Determine the number of lines holding the word "deinde"; answer with that number only.

▼▼▼

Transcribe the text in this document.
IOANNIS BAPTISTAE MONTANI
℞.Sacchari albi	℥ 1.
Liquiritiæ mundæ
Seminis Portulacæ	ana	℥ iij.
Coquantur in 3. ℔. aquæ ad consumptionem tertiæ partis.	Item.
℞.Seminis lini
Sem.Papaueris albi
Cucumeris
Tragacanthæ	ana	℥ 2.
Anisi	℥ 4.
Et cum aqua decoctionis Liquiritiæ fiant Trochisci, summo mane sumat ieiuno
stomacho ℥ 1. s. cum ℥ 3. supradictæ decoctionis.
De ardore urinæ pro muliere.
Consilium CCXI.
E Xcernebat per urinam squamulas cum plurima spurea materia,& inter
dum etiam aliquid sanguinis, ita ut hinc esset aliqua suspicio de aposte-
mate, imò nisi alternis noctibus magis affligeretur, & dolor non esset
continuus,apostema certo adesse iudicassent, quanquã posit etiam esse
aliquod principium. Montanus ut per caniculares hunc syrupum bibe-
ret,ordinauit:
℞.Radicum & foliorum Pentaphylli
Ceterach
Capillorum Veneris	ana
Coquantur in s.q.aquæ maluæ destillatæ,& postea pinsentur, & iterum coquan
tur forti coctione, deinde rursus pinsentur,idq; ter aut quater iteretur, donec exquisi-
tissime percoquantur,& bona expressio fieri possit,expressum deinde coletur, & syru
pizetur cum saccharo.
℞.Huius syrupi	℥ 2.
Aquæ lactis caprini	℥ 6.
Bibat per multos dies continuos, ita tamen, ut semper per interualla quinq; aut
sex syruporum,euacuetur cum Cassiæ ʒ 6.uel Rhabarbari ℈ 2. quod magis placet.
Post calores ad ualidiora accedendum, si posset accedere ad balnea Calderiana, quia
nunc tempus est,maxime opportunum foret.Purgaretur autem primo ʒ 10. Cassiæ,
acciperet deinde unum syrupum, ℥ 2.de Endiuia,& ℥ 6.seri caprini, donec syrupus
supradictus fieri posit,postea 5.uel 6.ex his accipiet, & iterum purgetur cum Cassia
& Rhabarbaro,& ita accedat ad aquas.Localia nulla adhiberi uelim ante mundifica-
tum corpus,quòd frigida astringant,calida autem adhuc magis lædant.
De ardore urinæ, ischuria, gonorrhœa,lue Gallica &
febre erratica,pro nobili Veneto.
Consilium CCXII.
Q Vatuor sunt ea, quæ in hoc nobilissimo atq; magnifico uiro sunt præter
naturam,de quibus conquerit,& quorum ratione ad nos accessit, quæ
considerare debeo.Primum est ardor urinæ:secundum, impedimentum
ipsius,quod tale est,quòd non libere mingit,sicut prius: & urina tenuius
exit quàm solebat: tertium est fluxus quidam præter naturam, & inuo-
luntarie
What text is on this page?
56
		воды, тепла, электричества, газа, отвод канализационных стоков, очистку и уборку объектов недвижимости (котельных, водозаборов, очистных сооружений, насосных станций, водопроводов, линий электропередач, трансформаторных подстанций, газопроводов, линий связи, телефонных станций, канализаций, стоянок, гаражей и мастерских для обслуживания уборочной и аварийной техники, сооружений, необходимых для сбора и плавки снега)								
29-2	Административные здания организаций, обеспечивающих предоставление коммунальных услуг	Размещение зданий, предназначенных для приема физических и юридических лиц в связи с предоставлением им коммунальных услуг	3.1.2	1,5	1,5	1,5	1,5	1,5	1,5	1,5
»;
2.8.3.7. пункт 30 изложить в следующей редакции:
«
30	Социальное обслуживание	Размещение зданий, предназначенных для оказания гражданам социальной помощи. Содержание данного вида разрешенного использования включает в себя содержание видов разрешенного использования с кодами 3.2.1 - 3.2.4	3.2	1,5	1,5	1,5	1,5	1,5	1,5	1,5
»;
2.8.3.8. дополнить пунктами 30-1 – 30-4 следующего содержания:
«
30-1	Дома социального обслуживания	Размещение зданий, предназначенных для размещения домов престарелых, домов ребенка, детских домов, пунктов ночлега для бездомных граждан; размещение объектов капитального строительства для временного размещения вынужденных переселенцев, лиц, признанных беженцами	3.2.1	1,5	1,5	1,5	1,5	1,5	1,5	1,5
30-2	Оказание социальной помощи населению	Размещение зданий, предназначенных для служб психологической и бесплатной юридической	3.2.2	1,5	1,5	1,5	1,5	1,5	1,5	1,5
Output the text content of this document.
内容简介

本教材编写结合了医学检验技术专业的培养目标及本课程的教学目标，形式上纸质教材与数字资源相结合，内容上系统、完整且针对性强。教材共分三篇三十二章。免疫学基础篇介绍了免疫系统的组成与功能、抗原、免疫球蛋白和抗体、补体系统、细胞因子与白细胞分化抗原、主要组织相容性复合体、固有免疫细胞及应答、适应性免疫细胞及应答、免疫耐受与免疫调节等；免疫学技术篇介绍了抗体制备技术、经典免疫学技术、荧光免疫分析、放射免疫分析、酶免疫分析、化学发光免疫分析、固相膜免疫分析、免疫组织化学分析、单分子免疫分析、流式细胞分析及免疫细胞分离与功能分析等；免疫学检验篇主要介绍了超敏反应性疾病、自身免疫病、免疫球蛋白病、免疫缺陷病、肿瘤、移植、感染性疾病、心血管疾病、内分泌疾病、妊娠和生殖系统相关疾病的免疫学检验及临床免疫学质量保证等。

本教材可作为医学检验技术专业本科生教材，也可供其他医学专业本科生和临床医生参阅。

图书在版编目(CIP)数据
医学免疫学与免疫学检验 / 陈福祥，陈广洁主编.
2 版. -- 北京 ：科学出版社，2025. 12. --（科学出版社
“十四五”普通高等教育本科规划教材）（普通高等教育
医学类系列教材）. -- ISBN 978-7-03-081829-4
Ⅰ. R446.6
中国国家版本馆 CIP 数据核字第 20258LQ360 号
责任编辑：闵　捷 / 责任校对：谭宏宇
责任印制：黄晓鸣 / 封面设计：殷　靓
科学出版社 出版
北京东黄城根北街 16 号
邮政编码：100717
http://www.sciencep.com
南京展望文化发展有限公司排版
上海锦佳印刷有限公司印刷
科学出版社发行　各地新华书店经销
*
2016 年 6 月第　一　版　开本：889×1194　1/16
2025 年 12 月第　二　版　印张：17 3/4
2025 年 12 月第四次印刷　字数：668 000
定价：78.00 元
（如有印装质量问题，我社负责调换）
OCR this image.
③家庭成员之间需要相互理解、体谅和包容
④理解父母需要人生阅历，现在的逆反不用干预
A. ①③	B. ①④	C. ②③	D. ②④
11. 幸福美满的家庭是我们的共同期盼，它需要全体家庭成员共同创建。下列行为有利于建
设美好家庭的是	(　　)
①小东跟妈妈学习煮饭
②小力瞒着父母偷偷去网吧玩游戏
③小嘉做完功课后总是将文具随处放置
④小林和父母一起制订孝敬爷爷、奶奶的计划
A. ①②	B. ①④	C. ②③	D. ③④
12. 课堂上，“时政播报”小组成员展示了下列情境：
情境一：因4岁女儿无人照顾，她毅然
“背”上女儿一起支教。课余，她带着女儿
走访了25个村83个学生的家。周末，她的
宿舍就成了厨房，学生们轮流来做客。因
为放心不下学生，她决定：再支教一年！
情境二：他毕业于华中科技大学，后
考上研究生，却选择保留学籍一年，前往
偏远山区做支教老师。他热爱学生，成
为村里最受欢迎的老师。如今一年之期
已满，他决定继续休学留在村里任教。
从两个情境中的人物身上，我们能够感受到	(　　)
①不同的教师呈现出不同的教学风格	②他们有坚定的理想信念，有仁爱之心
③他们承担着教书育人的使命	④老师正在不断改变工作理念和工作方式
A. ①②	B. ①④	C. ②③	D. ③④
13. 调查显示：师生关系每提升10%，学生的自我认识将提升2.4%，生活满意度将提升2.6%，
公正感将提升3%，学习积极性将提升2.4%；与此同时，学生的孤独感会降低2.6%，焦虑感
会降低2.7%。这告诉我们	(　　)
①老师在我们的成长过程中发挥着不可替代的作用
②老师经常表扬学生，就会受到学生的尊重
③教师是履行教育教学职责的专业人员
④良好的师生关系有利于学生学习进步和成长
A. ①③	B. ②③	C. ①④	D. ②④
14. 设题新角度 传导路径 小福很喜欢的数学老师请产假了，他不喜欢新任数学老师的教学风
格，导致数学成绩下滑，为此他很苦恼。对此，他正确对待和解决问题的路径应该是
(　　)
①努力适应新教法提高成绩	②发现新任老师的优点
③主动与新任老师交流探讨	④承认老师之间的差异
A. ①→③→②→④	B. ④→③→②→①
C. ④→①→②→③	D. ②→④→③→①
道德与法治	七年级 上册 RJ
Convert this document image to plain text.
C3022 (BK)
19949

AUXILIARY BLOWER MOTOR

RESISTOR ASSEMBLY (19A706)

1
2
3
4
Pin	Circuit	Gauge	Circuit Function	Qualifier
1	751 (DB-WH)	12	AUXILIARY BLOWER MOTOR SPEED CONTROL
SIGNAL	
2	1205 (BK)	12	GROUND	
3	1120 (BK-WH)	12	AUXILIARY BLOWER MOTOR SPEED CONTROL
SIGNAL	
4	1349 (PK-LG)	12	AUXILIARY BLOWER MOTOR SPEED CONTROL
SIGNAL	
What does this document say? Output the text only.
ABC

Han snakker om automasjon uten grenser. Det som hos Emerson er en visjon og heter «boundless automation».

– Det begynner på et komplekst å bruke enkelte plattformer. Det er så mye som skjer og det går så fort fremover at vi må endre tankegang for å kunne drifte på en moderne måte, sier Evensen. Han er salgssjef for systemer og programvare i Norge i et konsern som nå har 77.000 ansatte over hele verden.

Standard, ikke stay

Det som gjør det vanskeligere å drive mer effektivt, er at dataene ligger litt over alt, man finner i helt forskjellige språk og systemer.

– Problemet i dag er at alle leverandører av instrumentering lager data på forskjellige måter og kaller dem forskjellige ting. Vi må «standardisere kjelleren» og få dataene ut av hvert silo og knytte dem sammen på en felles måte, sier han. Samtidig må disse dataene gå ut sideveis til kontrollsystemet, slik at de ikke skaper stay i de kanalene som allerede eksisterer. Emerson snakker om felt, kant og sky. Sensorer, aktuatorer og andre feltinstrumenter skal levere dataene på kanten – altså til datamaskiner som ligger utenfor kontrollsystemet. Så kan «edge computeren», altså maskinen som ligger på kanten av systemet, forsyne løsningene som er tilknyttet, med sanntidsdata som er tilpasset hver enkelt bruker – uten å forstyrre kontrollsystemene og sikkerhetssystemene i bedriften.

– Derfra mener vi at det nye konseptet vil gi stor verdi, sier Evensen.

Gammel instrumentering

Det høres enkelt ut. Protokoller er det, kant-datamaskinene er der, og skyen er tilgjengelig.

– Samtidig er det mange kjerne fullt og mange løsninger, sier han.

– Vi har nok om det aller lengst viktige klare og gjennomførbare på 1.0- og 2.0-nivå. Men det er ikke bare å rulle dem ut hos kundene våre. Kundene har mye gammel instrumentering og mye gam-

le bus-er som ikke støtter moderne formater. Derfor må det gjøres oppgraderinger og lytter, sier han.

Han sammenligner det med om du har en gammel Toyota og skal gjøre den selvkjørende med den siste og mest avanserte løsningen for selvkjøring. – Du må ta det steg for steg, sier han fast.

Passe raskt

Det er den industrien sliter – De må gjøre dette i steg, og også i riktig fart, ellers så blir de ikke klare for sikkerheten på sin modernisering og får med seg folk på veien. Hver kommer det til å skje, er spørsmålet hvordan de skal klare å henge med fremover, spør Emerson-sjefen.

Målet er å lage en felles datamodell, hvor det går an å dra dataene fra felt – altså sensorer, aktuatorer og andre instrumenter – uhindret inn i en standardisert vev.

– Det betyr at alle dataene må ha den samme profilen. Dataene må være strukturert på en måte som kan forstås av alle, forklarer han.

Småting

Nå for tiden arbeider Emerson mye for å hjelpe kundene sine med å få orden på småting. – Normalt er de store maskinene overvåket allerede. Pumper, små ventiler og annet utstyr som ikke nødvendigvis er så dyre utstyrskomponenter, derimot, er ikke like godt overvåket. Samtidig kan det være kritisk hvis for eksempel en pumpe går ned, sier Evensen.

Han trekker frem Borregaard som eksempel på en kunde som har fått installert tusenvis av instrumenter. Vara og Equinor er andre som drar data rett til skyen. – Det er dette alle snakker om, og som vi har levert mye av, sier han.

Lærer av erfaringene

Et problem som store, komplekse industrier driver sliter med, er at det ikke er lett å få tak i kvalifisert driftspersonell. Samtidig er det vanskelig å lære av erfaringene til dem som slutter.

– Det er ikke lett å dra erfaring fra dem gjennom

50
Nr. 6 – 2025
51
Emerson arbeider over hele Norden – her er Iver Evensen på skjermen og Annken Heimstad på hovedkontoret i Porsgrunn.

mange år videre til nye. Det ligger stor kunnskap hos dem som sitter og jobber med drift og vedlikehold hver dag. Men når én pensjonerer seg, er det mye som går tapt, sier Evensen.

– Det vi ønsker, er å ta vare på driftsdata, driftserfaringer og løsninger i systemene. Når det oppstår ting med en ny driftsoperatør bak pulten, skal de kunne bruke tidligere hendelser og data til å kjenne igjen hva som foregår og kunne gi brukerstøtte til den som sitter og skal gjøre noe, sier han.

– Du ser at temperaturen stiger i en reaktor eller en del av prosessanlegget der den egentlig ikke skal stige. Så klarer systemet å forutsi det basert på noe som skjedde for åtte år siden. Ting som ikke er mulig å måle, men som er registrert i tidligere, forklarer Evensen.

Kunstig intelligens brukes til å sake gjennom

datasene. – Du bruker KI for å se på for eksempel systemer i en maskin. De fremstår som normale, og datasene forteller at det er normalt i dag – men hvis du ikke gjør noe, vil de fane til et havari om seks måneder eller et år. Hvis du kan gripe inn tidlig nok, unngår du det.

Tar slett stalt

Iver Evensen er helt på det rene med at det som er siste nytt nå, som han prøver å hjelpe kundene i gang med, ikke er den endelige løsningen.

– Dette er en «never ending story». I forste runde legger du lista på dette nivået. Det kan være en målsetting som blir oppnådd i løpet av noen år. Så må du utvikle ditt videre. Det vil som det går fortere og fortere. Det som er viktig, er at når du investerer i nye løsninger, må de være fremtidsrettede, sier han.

▲▲▲

FINISHED EXERCISE
3